◆ GOAL ◆
Exactly as given, repeat all of the entries.

═════ PROVIDED DATA

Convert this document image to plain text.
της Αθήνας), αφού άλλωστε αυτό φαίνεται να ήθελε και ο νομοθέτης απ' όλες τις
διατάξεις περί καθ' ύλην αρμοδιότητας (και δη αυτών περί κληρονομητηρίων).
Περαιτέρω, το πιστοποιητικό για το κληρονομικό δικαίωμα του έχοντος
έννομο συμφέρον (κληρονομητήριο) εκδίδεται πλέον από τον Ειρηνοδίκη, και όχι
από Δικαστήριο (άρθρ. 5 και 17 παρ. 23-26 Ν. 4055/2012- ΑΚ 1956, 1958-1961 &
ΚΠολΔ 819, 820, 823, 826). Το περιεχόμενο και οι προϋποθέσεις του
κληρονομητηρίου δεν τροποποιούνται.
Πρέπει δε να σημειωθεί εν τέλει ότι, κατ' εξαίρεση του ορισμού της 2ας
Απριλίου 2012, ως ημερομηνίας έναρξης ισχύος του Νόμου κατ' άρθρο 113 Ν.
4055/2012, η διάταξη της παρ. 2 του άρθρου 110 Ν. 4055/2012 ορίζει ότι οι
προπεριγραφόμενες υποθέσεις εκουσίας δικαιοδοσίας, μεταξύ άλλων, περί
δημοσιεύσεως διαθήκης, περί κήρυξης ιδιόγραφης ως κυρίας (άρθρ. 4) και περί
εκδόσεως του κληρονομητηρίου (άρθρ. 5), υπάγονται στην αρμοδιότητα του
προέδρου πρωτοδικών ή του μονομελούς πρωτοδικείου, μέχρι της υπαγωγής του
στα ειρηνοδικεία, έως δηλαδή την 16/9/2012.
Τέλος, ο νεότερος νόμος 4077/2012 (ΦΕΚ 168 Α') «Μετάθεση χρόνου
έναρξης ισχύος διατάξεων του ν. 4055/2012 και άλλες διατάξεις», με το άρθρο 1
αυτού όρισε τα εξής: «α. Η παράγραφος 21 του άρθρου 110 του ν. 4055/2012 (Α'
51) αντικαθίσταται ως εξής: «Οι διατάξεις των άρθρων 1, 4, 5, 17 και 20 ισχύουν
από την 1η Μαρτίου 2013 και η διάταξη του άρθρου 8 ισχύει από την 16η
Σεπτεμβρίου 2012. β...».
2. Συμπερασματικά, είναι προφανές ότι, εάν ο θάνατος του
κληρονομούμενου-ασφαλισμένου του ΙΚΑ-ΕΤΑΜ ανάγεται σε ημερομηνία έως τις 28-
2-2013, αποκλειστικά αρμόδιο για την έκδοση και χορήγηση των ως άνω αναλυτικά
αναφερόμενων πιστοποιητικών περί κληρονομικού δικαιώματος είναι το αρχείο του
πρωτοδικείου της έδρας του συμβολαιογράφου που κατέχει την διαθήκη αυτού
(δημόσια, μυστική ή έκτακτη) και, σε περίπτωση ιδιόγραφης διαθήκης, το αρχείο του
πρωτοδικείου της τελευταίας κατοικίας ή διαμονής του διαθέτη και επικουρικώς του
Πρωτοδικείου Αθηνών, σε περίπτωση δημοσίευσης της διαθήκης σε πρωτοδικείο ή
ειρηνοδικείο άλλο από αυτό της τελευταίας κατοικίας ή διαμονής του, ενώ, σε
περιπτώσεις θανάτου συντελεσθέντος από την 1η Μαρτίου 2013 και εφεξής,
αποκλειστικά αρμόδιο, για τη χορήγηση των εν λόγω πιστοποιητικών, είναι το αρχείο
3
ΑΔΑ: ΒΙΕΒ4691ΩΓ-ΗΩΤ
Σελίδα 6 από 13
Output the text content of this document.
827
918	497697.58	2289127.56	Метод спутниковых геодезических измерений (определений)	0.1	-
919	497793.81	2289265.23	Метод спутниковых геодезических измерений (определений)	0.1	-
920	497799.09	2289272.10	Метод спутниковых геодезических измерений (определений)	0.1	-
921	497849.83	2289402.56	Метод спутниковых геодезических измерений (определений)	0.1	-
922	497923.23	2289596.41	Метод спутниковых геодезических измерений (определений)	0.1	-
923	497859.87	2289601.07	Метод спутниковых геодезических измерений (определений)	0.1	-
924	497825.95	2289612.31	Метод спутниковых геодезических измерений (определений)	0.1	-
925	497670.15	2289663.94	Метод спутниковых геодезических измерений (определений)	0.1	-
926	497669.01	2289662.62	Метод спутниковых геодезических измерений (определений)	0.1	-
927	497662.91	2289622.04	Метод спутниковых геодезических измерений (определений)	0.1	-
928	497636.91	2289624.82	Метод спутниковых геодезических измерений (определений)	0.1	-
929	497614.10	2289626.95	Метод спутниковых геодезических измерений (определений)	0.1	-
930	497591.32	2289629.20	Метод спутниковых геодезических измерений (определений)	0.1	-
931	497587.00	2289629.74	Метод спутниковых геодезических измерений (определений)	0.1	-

══════════

◆ RESULT ◆
Convert this document image to plain text.
της Αθήνας), αφού άλλωστε αυτό φαίνεται να ήθελε και ο νομοθέτης απ' όλες τις
διατάξεις περί καθ' ύλην αρμοδιότητας (και δη αυτών περί κληρονομητηρίων).
Περαιτέρω, το πιστοποιητικό για το κληρονομικό δικαίωμα του έχοντος
έννομο συμφέρον (κληρονομητήριο) εκδίδεται πλέον από τον Ειρηνοδίκη, και όχι
από Δικαστήριο (άρθρ. 5 και 17 παρ. 23-26 Ν. 4055/2012- ΑΚ 1956, 1958-1961 &
ΚΠολΔ 819, 820, 823, 826). Το περιεχόμενο και οι προϋποθέσεις του
κληρονομητηρίου δεν τροποποιούνται.
Πρέπει δε να σημειωθεί εν τέλει ότι, κατ' εξαίρεση του ορισμού της 2ας
Απριλίου 2012, ως ημερομηνίας έναρξης ισχύος του Νόμου κατ' άρθρο 113 Ν.
4055/2012, η διάταξη της παρ. 2 του άρθρου 110 Ν. 4055/2012 ορίζει ότι οι
προπεριγραφόμενες υποθέσεις εκουσίας δικαιοδοσίας, μεταξύ άλλων, περί
δημοσιεύσεως διαθήκης, περί κήρυξης ιδιόγραφης ως κυρίας (άρθρ. 4) και περί
εκδόσεως του κληρονομητηρίου (άρθρ. 5), υπάγονται στην αρμοδιότητα του
προέδρου πρωτοδικών ή του μονομελούς πρωτοδικείου, μέχρι της υπαγωγής του
στα ειρηνοδικεία, έως δηλαδή την 16/9/2012.
Τέλος, ο νεότερος νόμος 4077/2012 (ΦΕΚ 168 Α') «Μετάθεση χρόνου
έναρξης ισχύος διατάξεων του ν. 4055/2012 και άλλες διατάξεις», με το άρθρο 1
αυτού όρισε τα εξής: «α. Η παράγραφος 21 του άρθρου 110 του ν. 4055/2012 (Α'
51) αντικαθίσταται ως εξής: «Οι διατάξεις των άρθρων 1, 4, 5, 17 και 20 ισχύουν
από την 1η Μαρτίου 2013 και η διάταξη του άρθρου 8 ισχύει από την 16η
Σεπτεμβρίου 2012. β...».
2. Συμπερασματικά, είναι προφανές ότι, εάν ο θάνατος του
κληρονομούμενου-ασφαλισμένου του ΙΚΑ-ΕΤΑΜ ανάγεται σε ημερομηνία έως τις 28-
2-2013, αποκλειστικά αρμόδιο για την έκδοση και χορήγηση των ως άνω αναλυτικά
αναφερόμενων πιστοποιητικών περί κληρονομικού δικαιώματος είναι το αρχείο του
πρωτοδικείου της έδρας του συμβολαιογράφου που κατέχει την διαθήκη αυτού
(δημόσια, μυστική ή έκτακτη) και, σε περίπτωση ιδιόγραφης διαθήκης, το αρχείο του
πρωτοδικείου της τελευταίας κατοικίας ή διαμονής του διαθέτη και επικουρικώς του
Πρωτοδικείου Αθηνών, σε περίπτωση δημοσίευσης της διαθήκης σε πρωτοδικείο ή
ειρηνοδικείο άλλο από αυτό της τελευταίας κατοικίας ή διαμονής του, ενώ, σε
περιπτώσεις θανάτου συντελεσθέντος από την 1η Μαρτίου 2013 και εφεξής,
αποκλειστικά αρμόδιο, για τη χορήγηση των εν λόγω πιστοποιητικών, είναι το αρχείο
3
ΑΔΑ: ΒΙΕΒ4691ΩΓ-ΗΩΤ
Σελίδα 6 από 13
Output the text content of this document.
827
918	497697.58	2289127.56	Метод спутниковых геодезических измерений (определений)	0.1	-
919	497793.81	2289265.23	Метод спутниковых геодезических измерений (определений)	0.1	-
920	497799.09	2289272.10	Метод спутниковых геодезических измерений (определений)	0.1	-
921	497849.83	2289402.56	Метод спутниковых геодезических измерений (определений)	0.1	-
922	497923.23	2289596.41	Метод спутниковых геодезических измерений (определений)	0.1	-
923	497859.87	2289601.07	Метод спутниковых геодезических измерений (определений)	0.1	-
924	497825.95	2289612.31	Метод спутниковых геодезических измерений (определений)	0.1	-
925	497670.15	2289663.94	Метод спутниковых геодезических измерений (определений)	0.1	-
926	497669.01	2289662.62	Метод спутниковых геодезических измерений (определений)	0.1	-
927	497662.91	2289622.04	Метод спутниковых геодезических измерений (определений)	0.1	-
928	497636.91	2289624.82	Метод спутниковых геодезических измерений (определений)	0.1	-
929	497614.10	2289626.95	Метод спутниковых геодезических измерений (определений)	0.1	-
930	497591.32	2289629.20	Метод спутниковых геодезических измерений (определений)	0.1	-
931	497587.00	2289629.74	Метод спутниковых геодезических измерений (определений)	0.1	-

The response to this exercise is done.